Aim: Your answer is a single number: how many lines hold the word "Drums"?

Supplied data:
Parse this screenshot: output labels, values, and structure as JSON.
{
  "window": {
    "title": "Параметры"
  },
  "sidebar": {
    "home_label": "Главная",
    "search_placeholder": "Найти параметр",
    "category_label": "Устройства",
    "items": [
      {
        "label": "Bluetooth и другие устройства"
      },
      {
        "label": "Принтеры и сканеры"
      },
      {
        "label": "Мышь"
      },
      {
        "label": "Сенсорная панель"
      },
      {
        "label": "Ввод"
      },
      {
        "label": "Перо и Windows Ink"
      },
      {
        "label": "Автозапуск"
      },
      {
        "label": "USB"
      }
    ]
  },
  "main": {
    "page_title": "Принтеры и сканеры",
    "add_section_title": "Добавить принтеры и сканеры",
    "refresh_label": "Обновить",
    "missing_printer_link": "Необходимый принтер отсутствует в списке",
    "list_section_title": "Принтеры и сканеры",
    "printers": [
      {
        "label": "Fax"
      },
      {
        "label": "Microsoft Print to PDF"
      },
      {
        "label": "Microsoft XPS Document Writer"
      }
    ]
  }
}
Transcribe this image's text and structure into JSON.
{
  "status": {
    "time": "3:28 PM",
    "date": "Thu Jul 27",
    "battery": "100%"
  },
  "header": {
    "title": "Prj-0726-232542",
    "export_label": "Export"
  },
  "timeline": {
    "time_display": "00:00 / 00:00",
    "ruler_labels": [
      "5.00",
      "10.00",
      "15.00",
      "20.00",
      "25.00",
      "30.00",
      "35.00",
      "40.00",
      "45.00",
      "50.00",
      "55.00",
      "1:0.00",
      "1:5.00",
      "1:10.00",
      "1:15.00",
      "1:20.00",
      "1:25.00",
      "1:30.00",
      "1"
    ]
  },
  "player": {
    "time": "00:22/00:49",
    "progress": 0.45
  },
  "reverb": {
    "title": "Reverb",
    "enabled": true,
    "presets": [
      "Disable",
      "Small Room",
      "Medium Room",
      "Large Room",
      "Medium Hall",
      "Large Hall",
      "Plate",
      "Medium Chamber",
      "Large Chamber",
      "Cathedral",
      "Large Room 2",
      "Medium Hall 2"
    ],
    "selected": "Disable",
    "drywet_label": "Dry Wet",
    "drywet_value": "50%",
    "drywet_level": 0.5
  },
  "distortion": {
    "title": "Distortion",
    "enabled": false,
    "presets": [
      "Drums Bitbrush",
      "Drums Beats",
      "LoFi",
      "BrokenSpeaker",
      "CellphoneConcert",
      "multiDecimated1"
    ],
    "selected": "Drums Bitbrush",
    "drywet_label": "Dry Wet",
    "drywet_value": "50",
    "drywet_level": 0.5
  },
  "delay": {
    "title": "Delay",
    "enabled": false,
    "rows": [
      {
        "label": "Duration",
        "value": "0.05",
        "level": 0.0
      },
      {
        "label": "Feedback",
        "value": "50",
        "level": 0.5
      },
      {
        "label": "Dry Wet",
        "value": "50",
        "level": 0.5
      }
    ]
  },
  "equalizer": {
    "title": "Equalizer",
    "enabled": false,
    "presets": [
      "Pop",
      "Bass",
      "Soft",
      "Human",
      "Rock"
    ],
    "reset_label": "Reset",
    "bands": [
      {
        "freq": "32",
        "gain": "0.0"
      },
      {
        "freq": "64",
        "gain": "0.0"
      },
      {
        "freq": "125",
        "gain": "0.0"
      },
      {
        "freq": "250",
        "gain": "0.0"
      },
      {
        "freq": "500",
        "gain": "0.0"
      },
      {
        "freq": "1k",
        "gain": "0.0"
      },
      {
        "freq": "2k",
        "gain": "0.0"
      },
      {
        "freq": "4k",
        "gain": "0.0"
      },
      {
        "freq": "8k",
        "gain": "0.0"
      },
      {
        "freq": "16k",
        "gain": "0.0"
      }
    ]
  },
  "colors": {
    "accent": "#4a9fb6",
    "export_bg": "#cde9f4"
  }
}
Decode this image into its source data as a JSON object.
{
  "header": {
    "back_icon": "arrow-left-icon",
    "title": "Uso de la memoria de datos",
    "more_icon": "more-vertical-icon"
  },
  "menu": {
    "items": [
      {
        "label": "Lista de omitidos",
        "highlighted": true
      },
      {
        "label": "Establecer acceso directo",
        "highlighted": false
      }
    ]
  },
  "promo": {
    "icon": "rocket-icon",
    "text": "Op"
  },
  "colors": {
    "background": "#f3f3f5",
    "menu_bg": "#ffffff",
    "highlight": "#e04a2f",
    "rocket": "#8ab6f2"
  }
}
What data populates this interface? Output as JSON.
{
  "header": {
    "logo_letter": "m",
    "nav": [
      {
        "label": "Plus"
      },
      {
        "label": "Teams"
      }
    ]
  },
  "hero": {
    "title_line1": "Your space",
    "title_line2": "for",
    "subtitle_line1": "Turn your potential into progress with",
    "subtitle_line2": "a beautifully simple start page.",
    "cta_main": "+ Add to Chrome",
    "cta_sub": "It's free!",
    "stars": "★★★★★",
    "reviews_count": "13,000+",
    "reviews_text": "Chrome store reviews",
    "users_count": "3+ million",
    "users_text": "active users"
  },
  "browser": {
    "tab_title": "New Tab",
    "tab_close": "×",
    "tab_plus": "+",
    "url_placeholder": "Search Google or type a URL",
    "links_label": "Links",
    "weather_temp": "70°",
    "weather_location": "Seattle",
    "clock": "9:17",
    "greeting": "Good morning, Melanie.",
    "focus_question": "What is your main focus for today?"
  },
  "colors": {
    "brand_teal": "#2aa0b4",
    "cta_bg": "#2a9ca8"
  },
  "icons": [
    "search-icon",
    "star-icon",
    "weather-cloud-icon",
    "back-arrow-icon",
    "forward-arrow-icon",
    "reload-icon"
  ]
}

Written response: 3